--- Start of Data supplied ---

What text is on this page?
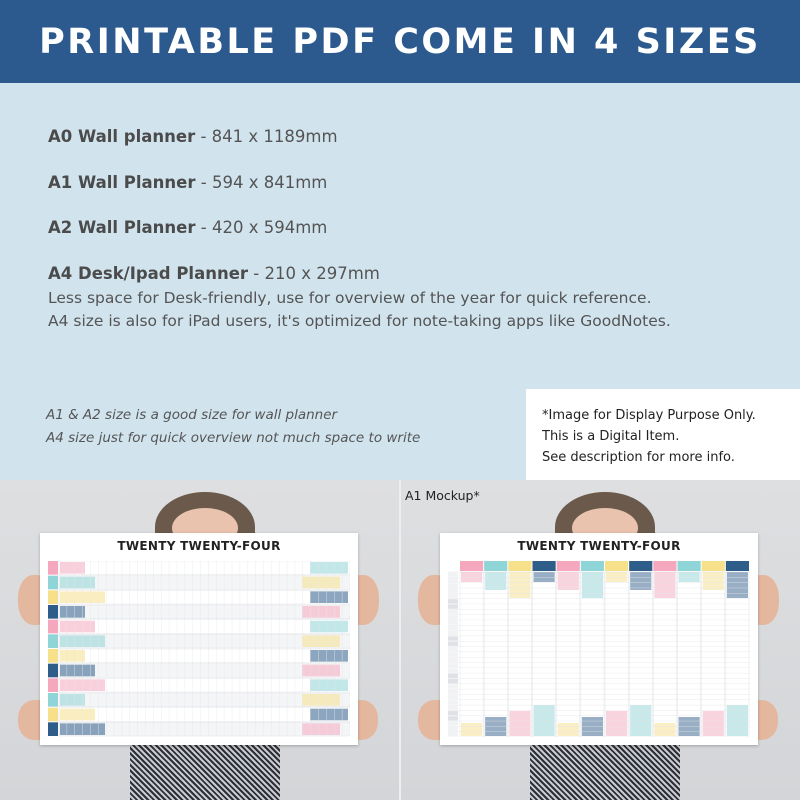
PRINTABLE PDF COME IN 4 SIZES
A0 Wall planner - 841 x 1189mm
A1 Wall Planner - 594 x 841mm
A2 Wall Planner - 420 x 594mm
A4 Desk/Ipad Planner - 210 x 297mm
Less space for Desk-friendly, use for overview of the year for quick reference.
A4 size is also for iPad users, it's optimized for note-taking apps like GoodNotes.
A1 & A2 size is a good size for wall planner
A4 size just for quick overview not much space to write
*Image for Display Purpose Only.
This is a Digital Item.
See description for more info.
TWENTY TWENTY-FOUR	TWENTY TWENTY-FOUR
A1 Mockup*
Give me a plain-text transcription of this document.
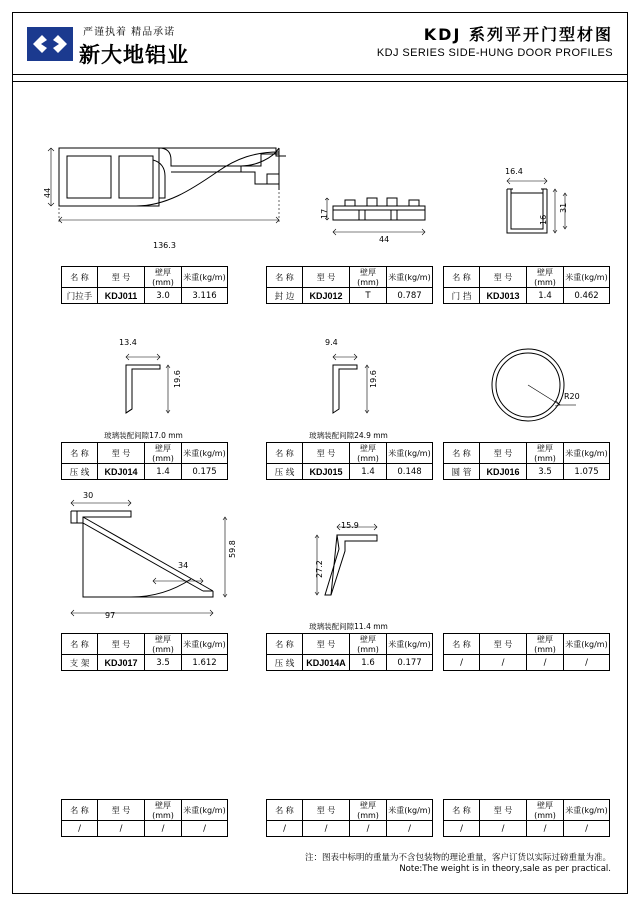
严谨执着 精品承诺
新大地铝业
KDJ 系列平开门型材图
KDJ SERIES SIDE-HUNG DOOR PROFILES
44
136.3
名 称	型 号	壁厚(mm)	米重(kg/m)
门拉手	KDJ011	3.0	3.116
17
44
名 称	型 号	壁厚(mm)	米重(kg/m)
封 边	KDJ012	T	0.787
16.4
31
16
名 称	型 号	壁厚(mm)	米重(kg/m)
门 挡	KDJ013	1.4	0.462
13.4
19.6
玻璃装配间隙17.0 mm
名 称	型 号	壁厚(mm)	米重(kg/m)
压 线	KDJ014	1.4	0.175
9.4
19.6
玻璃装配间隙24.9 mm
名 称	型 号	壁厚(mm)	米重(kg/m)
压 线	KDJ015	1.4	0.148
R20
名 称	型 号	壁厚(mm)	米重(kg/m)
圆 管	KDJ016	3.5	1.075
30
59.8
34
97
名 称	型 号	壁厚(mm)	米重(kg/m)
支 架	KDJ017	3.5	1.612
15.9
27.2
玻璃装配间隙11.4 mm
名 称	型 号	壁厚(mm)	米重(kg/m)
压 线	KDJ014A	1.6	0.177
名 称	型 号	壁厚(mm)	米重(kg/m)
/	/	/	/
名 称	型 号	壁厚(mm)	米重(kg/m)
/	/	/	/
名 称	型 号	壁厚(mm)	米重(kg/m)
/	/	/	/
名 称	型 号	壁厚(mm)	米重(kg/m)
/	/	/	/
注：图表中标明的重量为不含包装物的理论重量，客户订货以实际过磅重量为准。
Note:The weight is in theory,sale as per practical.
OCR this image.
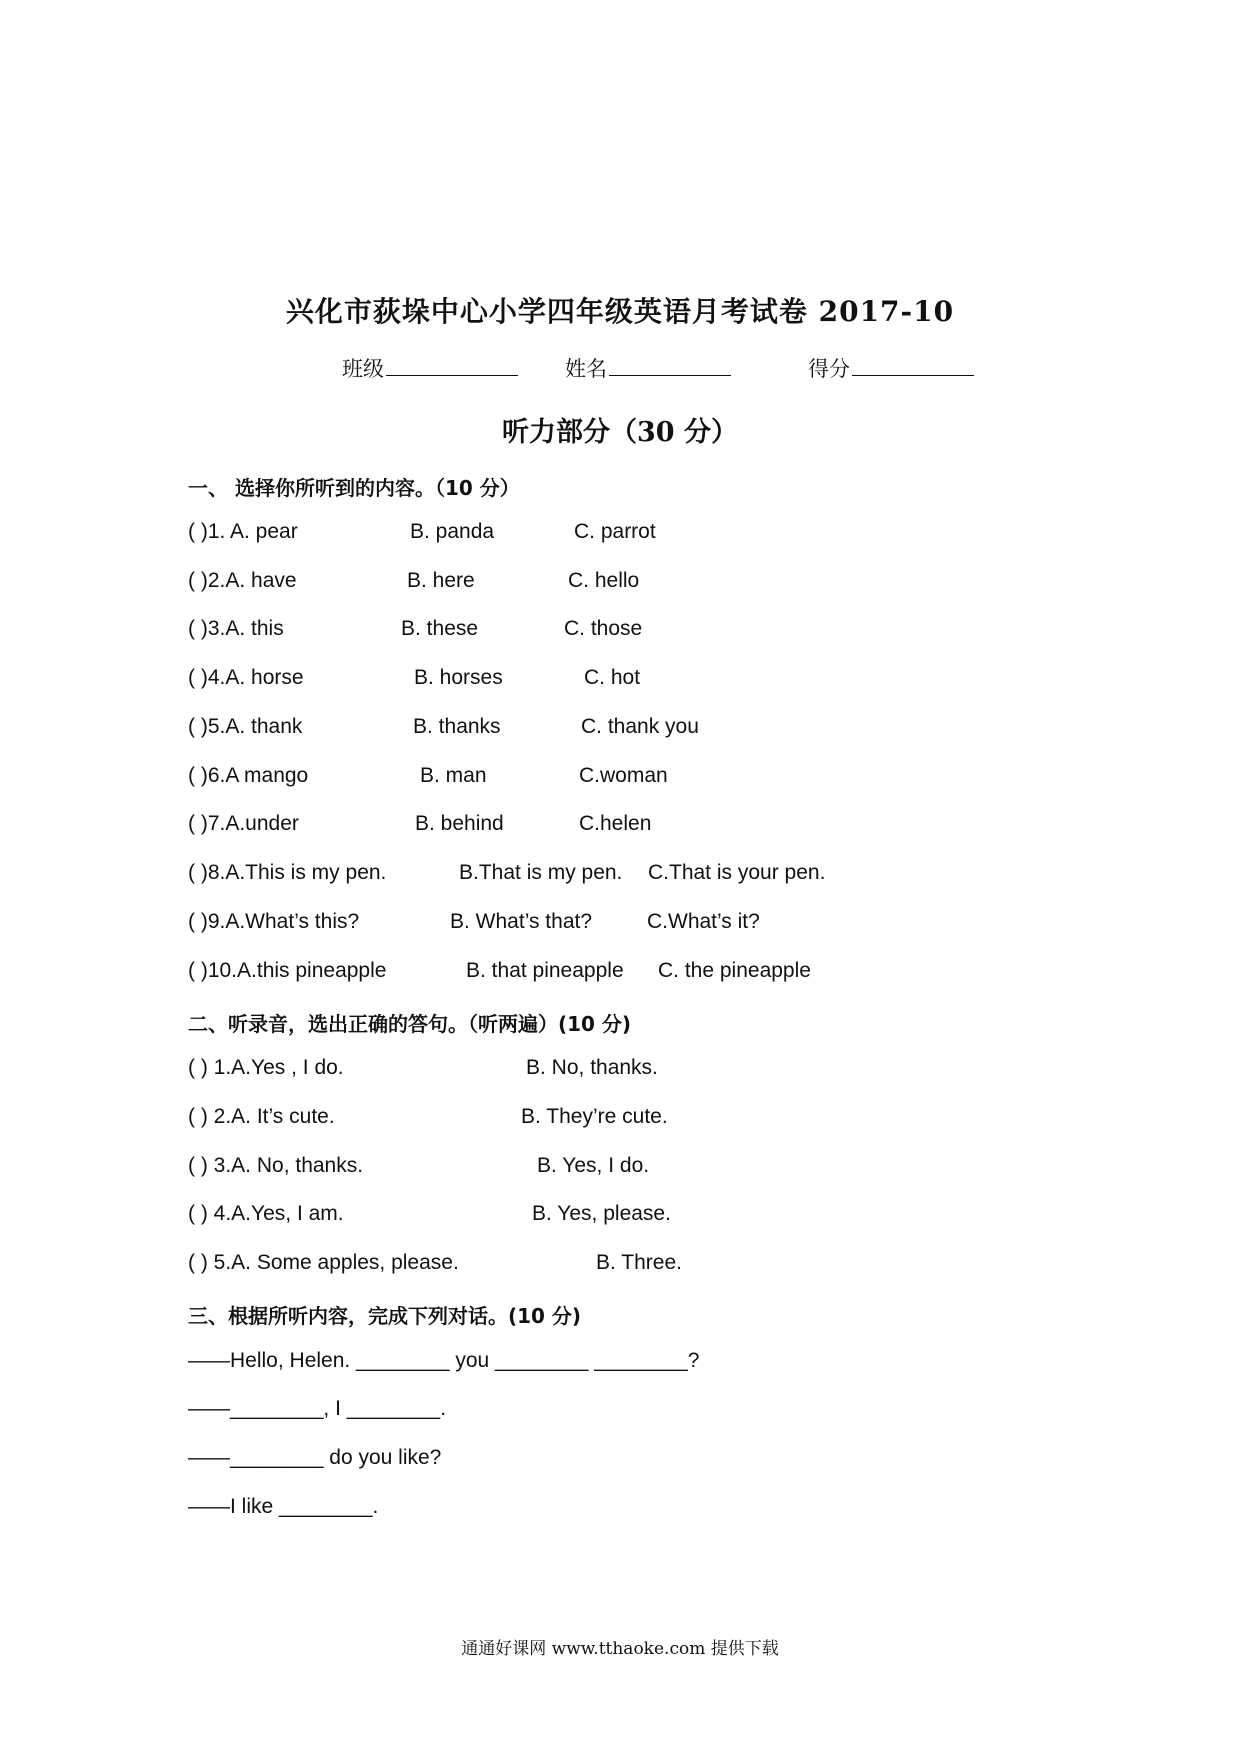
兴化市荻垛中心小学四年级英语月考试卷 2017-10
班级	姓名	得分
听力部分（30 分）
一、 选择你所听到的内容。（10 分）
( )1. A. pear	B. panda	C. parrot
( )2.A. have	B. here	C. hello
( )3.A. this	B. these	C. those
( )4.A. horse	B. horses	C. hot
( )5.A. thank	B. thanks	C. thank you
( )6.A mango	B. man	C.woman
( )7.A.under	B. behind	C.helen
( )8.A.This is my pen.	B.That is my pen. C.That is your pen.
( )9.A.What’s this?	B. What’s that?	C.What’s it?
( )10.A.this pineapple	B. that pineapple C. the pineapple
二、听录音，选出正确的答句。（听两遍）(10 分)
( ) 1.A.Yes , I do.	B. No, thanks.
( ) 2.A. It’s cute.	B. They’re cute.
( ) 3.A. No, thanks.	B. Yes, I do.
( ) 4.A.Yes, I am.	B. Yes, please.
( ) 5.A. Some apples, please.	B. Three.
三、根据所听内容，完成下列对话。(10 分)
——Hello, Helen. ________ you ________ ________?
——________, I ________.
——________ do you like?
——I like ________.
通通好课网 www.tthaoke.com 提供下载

--- End of Data supplied ---

- _Task requirements_
Copy out all lines where the word "please" appears.

- _Solution for this problem_
( ) 4.A.Yes, I am.	B. Yes, please.
( ) 5.A. Some apples, please.	B. Three.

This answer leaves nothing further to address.